Stored items from a collection
========================

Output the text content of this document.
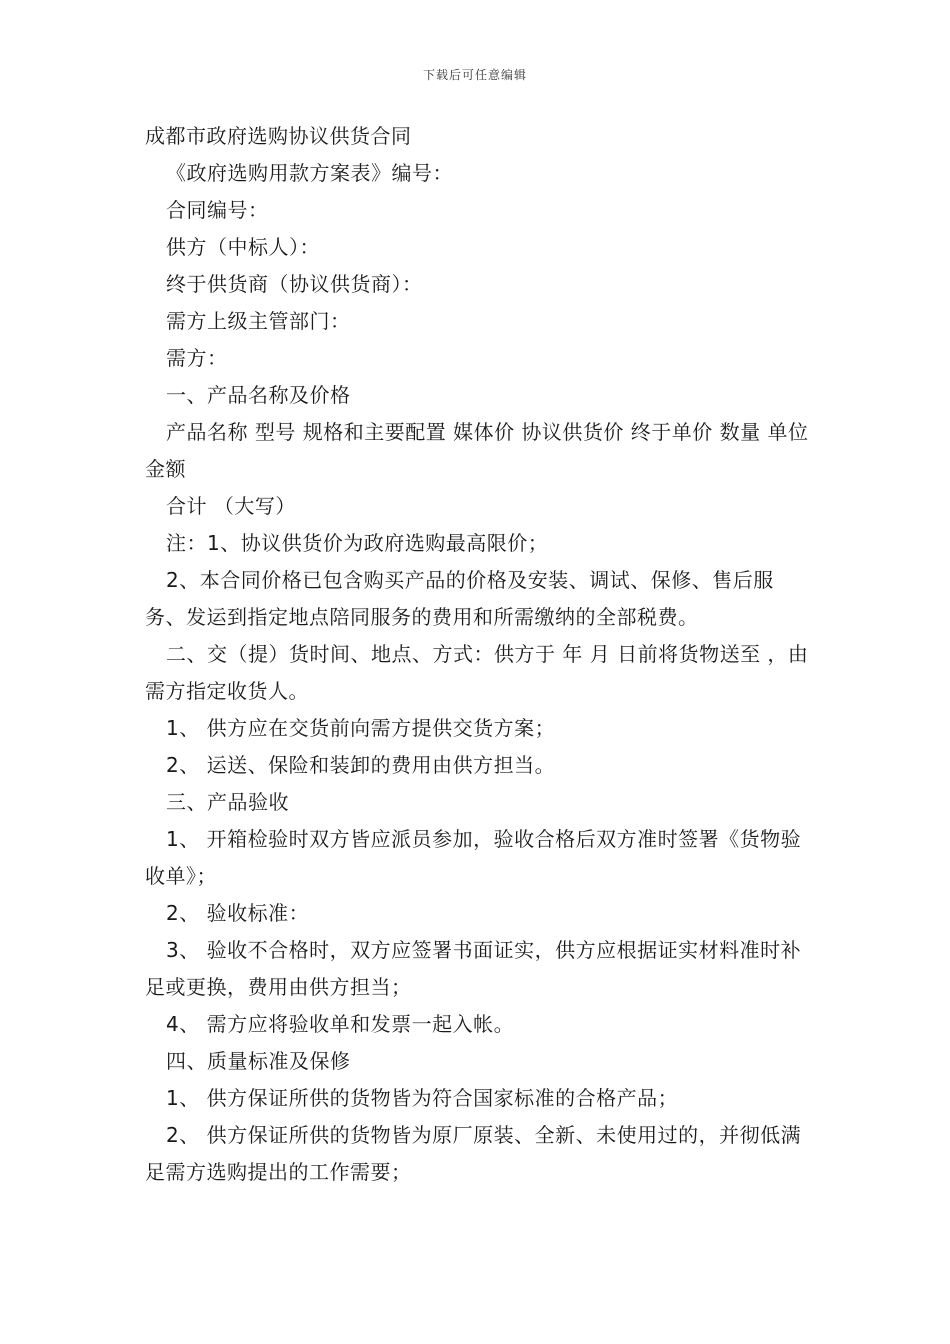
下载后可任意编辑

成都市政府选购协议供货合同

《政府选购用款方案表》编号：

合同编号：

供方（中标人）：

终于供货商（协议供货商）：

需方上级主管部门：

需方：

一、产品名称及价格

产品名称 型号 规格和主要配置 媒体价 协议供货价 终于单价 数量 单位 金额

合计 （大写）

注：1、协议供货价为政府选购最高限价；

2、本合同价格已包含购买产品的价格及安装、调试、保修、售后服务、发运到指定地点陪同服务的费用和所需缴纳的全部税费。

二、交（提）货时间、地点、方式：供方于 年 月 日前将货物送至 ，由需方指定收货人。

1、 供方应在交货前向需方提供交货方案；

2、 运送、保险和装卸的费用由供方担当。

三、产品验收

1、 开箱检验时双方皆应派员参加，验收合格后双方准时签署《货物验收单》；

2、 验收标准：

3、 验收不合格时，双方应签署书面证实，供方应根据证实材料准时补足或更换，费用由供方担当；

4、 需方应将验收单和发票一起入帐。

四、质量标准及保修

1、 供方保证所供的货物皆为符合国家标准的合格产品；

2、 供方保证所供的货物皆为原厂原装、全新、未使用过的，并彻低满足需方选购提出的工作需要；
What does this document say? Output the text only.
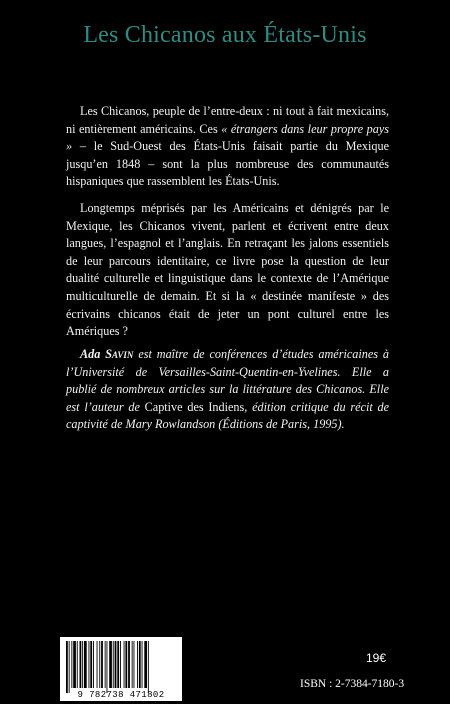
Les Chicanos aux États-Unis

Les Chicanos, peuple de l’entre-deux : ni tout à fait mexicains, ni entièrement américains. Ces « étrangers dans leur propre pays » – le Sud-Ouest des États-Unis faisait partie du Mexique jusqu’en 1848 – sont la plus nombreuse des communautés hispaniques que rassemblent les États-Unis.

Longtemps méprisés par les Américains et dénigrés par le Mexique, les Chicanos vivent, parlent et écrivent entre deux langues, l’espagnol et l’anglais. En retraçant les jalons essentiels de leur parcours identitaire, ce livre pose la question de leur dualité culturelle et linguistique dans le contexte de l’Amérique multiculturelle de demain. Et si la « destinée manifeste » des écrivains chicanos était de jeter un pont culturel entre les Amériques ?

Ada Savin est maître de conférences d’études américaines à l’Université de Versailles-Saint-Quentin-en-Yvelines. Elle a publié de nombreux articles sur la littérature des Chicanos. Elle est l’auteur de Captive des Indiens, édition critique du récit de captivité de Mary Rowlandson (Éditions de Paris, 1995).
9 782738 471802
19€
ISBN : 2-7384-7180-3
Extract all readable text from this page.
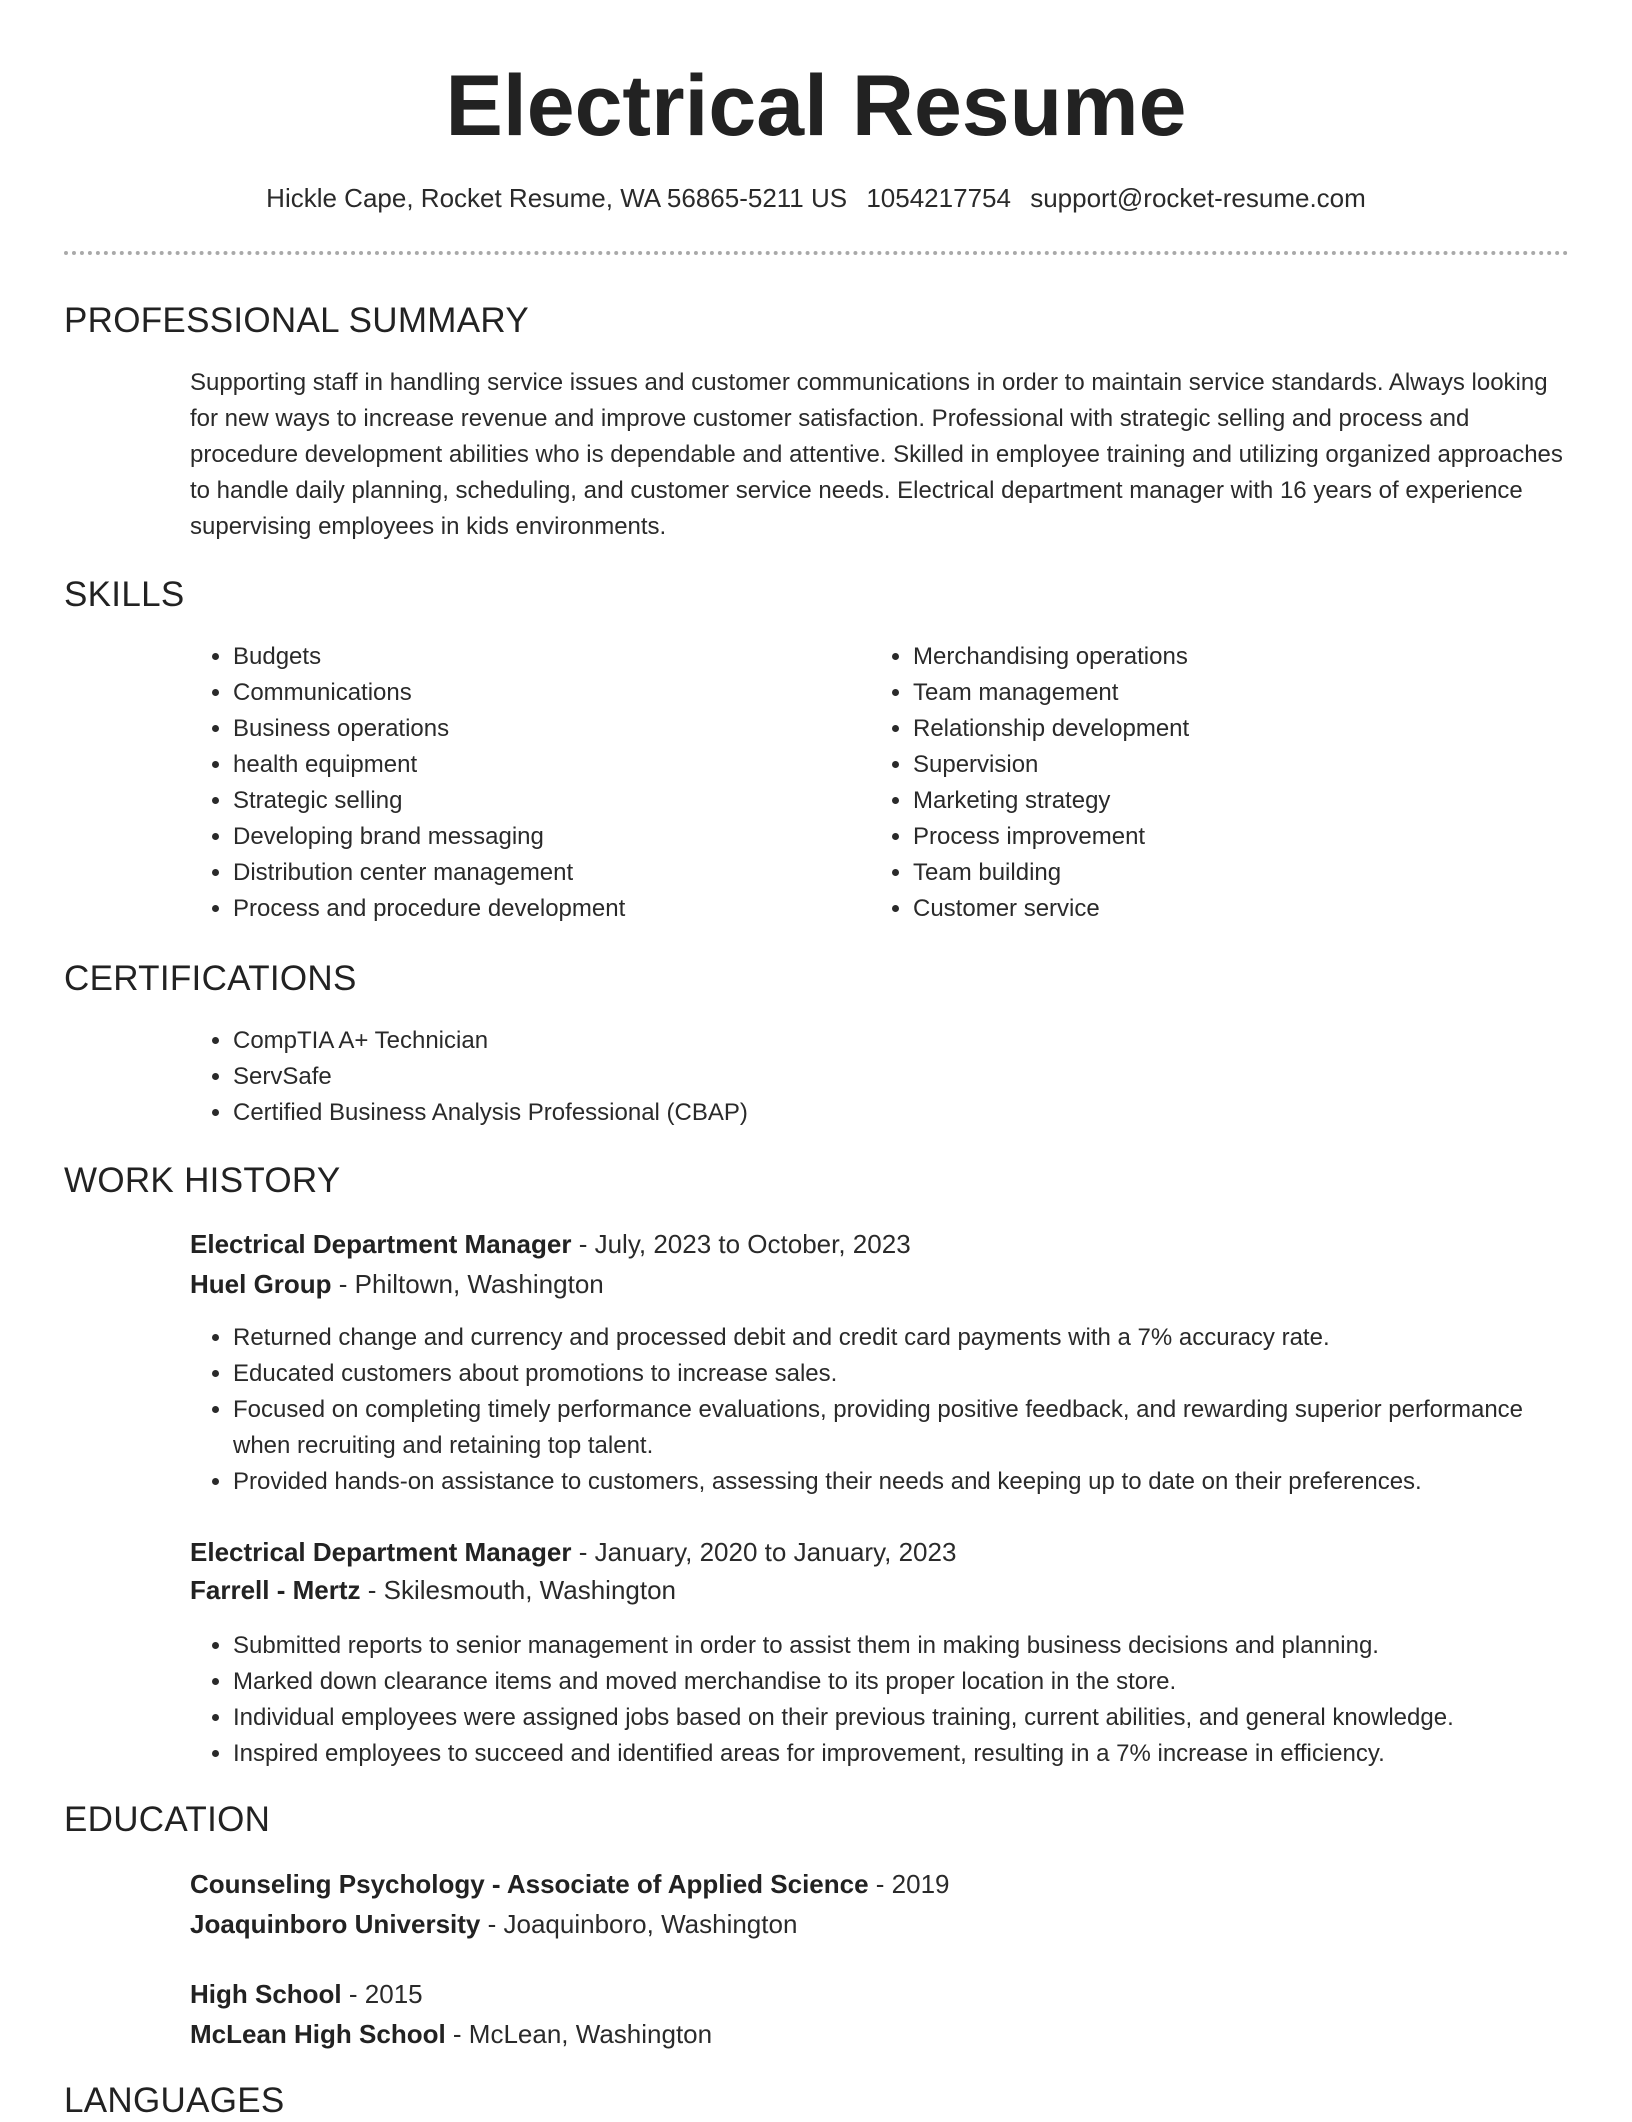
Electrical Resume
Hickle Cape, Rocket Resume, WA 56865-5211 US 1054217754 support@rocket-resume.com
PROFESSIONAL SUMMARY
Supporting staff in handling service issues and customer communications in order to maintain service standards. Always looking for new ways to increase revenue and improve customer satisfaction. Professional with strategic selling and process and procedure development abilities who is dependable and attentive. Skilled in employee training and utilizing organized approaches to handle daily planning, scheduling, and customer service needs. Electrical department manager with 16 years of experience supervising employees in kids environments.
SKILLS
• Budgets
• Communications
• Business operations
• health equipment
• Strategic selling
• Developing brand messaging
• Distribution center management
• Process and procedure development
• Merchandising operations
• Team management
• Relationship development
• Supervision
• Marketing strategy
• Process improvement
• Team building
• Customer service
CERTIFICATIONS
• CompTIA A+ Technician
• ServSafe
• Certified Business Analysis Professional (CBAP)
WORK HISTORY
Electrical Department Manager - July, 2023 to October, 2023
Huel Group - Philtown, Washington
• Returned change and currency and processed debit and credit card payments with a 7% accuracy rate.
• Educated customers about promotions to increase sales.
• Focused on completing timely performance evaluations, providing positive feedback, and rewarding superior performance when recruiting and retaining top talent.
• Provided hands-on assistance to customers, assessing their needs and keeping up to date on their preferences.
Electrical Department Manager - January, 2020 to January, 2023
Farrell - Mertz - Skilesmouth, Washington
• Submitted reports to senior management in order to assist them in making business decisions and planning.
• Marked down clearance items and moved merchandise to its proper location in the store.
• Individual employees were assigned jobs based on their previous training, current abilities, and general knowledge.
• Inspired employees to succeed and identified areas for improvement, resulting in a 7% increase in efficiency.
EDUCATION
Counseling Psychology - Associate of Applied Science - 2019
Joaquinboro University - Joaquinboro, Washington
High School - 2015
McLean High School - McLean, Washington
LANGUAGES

========================

• Your task: Leave out the pictures and repeat everything else in the records exactly.

• Final answer:
Output the text content of this document.
下载后可任意编辑

成都市政府选购协议供货合同

《政府选购用款方案表》编号：

合同编号：

供方（中标人）：

终于供货商（协议供货商）：

需方上级主管部门：

需方：

一、产品名称及价格

产品名称 型号 规格和主要配置 媒体价 协议供货价 终于单价 数量 单位 金额

合计 （大写）

注：1、协议供货价为政府选购最高限价；

2、本合同价格已包含购买产品的价格及安装、调试、保修、售后服务、发运到指定地点陪同服务的费用和所需缴纳的全部税费。

二、交（提）货时间、地点、方式：供方于 年 月 日前将货物送至 ，由需方指定收货人。

1、 供方应在交货前向需方提供交货方案；

2、 运送、保险和装卸的费用由供方担当。

三、产品验收

1、 开箱检验时双方皆应派员参加，验收合格后双方准时签署《货物验收单》；

2、 验收标准：

3、 验收不合格时，双方应签署书面证实，供方应根据证实材料准时补足或更换，费用由供方担当；

4、 需方应将验收单和发票一起入帐。

四、质量标准及保修

1、 供方保证所供的货物皆为符合国家标准的合格产品；

2、 供方保证所供的货物皆为原厂原装、全新、未使用过的，并彻低满足需方选购提出的工作需要；
What does this document say? Output the text only.
Les Chicanos aux États-Unis

Les Chicanos, peuple de l’entre-deux : ni tout à fait mexicains, ni entièrement américains. Ces « étrangers dans leur propre pays » – le Sud-Ouest des États-Unis faisait partie du Mexique jusqu’en 1848 – sont la plus nombreuse des communautés hispaniques que rassemblent les États-Unis.

Longtemps méprisés par les Américains et dénigrés par le Mexique, les Chicanos vivent, parlent et écrivent entre deux langues, l’espagnol et l’anglais. En retraçant les jalons essentiels de leur parcours identitaire, ce livre pose la question de leur dualité culturelle et linguistique dans le contexte de l’Amérique multiculturelle de demain. Et si la « destinée manifeste » des écrivains chicanos était de jeter un pont culturel entre les Amériques ?

Ada Savin est maître de conférences d’études américaines à l’Université de Versailles-Saint-Quentin-en-Yvelines. Elle a publié de nombreux articles sur la littérature des Chicanos. Elle est l’auteur de Captive des Indiens, édition critique du récit de captivité de Mary Rowlandson (Éditions de Paris, 1995).
9 782738 471802
19€
ISBN : 2-7384-7180-3
Extract all readable text from this page.
Electrical Resume
Hickle Cape, Rocket Resume, WA 56865-5211 US 1054217754 support@rocket-resume.com
PROFESSIONAL SUMMARY
Supporting staff in handling service issues and customer communications in order to maintain service standards. Always looking for new ways to increase revenue and improve customer satisfaction. Professional with strategic selling and process and procedure development abilities who is dependable and attentive. Skilled in employee training and utilizing organized approaches to handle daily planning, scheduling, and customer service needs. Electrical department manager with 16 years of experience supervising employees in kids environments.
SKILLS
• Budgets
• Communications
• Business operations
• health equipment
• Strategic selling
• Developing brand messaging
• Distribution center management
• Process and procedure development
• Merchandising operations
• Team management
• Relationship development
• Supervision
• Marketing strategy
• Process improvement
• Team building
• Customer service
CERTIFICATIONS
• CompTIA A+ Technician
• ServSafe
• Certified Business Analysis Professional (CBAP)
WORK HISTORY
Electrical Department Manager - July, 2023 to October, 2023
Huel Group - Philtown, Washington
• Returned change and currency and processed debit and credit card payments with a 7% accuracy rate.
• Educated customers about promotions to increase sales.
• Focused on completing timely performance evaluations, providing positive feedback, and rewarding superior performance when recruiting and retaining top talent.
• Provided hands-on assistance to customers, assessing their needs and keeping up to date on their preferences.
Electrical Department Manager - January, 2020 to January, 2023
Farrell - Mertz - Skilesmouth, Washington
• Submitted reports to senior management in order to assist them in making business decisions and planning.
• Marked down clearance items and moved merchandise to its proper location in the store.
• Individual employees were assigned jobs based on their previous training, current abilities, and general knowledge.
• Inspired employees to succeed and identified areas for improvement, resulting in a 7% increase in efficiency.
EDUCATION
Counseling Psychology - Associate of Applied Science - 2019
Joaquinboro University - Joaquinboro, Washington
High School - 2015
McLean High School - McLean, Washington
LANGUAGES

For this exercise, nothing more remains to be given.